DIRECTIONS FOR THIS TASK |
Return every line of the data below that includes the string "JSON".

═══ RECORDS PROVIDED ═══

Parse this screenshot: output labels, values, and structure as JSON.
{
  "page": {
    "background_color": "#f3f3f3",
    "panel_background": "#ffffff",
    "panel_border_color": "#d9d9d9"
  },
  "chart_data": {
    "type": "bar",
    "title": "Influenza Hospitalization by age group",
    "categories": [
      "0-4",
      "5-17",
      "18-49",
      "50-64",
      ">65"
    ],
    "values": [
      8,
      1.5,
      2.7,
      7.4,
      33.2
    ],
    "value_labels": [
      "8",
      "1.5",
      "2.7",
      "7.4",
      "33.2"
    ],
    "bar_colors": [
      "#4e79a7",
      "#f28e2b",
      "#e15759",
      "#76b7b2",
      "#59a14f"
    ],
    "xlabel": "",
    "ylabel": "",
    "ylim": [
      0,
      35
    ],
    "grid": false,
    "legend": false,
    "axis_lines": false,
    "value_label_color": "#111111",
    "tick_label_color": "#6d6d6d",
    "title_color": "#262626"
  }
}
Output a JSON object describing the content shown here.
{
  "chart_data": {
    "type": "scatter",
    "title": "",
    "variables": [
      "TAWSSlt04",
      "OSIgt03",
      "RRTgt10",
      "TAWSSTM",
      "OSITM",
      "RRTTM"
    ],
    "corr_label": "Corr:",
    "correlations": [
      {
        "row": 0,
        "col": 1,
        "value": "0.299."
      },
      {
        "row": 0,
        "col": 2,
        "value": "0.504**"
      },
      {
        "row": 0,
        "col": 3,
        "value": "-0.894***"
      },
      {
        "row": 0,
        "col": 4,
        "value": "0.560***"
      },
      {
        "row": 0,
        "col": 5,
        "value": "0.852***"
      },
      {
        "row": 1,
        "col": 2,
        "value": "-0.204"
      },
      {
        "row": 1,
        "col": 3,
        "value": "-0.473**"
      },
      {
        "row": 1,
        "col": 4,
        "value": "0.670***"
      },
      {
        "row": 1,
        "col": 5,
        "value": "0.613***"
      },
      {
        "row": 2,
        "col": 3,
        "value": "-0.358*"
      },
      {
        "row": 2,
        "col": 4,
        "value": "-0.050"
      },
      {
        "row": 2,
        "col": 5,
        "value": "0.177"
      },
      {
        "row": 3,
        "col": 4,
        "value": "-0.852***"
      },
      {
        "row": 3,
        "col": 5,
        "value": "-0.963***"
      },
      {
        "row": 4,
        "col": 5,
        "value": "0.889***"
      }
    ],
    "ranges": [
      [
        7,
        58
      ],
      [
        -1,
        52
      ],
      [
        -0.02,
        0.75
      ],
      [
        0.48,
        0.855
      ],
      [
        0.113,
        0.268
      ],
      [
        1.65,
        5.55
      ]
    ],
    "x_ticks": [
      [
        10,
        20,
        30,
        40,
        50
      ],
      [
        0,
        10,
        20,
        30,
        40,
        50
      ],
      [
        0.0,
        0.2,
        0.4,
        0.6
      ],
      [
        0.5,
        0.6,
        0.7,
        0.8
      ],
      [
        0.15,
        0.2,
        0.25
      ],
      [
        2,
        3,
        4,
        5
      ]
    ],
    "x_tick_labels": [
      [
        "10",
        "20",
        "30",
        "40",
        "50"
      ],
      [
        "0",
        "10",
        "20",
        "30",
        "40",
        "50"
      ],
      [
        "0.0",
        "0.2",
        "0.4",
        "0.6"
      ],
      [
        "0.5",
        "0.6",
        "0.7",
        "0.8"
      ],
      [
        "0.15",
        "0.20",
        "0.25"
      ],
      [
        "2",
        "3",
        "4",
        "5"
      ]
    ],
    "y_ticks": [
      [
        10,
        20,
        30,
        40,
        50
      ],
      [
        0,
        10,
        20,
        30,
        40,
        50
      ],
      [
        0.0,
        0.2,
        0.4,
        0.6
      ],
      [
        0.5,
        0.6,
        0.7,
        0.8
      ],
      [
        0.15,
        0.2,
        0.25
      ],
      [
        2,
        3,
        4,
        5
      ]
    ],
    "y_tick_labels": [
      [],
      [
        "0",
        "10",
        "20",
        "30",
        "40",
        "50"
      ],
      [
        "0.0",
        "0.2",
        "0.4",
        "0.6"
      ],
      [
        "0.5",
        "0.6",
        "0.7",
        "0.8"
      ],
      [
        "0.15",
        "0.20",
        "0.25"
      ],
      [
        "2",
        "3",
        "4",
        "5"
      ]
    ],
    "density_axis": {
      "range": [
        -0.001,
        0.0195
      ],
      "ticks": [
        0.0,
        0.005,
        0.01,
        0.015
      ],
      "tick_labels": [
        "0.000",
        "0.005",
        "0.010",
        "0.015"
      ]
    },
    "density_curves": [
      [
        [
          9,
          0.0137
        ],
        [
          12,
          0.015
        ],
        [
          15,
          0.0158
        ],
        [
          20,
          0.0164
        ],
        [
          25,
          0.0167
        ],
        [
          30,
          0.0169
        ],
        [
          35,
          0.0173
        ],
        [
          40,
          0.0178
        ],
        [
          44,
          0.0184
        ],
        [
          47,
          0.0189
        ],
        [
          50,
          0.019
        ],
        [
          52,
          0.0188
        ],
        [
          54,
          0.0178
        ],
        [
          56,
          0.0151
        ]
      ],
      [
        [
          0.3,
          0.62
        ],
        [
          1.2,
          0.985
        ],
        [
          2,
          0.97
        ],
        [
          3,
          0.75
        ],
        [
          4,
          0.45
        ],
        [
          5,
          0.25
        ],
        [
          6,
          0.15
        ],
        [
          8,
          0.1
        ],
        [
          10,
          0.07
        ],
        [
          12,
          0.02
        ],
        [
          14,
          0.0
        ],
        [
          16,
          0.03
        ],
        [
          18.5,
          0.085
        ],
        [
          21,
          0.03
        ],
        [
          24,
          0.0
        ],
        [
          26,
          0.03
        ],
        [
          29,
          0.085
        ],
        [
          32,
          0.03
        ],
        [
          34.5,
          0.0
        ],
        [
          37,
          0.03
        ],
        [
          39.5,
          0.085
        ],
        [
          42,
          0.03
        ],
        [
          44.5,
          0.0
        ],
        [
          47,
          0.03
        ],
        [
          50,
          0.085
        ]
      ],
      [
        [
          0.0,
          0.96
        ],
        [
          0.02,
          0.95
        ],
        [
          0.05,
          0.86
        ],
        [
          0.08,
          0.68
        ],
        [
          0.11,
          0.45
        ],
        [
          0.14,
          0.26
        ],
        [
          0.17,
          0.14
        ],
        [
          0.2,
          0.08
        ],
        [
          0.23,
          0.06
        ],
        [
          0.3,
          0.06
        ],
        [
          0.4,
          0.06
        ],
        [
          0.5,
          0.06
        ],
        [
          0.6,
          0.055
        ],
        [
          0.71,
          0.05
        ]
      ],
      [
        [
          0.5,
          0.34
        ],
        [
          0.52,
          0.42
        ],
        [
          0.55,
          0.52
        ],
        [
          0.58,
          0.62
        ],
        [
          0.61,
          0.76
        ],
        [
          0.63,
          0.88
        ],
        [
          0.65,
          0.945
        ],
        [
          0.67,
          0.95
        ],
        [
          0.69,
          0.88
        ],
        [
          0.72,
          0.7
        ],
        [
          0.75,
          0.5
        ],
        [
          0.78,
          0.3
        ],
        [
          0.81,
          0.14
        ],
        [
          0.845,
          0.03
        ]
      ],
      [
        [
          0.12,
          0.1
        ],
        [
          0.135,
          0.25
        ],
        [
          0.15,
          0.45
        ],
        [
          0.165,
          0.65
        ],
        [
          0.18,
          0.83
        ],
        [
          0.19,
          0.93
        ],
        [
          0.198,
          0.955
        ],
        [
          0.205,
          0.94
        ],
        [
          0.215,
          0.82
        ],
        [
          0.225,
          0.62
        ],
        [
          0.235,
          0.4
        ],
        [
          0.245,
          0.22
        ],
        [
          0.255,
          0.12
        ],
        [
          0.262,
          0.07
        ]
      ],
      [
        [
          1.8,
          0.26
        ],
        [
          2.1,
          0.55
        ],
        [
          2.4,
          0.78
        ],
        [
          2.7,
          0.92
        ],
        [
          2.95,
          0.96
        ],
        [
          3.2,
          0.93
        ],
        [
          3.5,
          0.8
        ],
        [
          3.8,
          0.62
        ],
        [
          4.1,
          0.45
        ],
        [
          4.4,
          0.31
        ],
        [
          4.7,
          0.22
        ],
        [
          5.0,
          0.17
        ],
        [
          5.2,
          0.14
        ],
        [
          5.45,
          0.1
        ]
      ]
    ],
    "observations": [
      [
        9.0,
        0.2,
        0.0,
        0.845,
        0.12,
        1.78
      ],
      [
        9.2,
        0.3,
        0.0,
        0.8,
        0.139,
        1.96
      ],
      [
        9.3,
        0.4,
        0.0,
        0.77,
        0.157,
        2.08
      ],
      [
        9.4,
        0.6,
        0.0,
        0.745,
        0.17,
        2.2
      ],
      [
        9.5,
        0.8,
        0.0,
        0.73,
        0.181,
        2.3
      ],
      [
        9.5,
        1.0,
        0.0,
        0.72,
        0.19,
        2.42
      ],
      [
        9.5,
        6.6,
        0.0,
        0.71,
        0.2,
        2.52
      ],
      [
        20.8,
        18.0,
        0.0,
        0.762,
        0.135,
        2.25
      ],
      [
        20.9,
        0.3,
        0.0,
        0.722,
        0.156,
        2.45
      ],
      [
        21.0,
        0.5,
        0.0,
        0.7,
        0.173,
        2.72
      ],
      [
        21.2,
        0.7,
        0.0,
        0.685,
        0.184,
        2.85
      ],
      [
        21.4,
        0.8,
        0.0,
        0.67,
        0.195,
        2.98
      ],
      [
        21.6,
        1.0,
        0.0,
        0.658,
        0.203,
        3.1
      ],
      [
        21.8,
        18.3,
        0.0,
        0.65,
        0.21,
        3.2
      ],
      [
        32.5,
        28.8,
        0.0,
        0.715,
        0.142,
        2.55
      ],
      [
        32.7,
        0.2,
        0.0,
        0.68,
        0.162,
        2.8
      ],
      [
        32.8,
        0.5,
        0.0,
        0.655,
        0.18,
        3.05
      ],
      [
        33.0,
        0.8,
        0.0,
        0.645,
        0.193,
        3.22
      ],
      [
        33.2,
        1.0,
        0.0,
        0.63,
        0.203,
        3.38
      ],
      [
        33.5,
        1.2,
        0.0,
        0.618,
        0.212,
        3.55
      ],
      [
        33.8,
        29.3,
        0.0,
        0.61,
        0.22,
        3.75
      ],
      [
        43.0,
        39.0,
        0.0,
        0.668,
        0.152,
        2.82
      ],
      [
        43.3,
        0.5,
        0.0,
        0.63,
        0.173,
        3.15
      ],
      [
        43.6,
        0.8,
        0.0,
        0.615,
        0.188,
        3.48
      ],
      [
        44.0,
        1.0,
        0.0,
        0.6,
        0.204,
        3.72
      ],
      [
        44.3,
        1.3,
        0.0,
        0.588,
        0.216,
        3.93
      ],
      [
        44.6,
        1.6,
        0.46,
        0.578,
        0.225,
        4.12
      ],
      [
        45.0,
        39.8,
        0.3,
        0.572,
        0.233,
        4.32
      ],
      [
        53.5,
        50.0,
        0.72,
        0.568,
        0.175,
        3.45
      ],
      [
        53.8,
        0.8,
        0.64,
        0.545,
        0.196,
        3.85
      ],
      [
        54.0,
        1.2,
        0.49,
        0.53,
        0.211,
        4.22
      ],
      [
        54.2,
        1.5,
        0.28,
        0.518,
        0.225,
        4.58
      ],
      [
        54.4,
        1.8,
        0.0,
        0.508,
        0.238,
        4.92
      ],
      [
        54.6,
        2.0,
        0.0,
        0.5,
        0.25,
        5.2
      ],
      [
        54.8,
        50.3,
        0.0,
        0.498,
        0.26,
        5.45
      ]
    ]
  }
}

═══

EXERCISE SOLUTION |
Parse this screenshot: output labels, values, and structure as JSON.
Output a JSON object describing the content shown here.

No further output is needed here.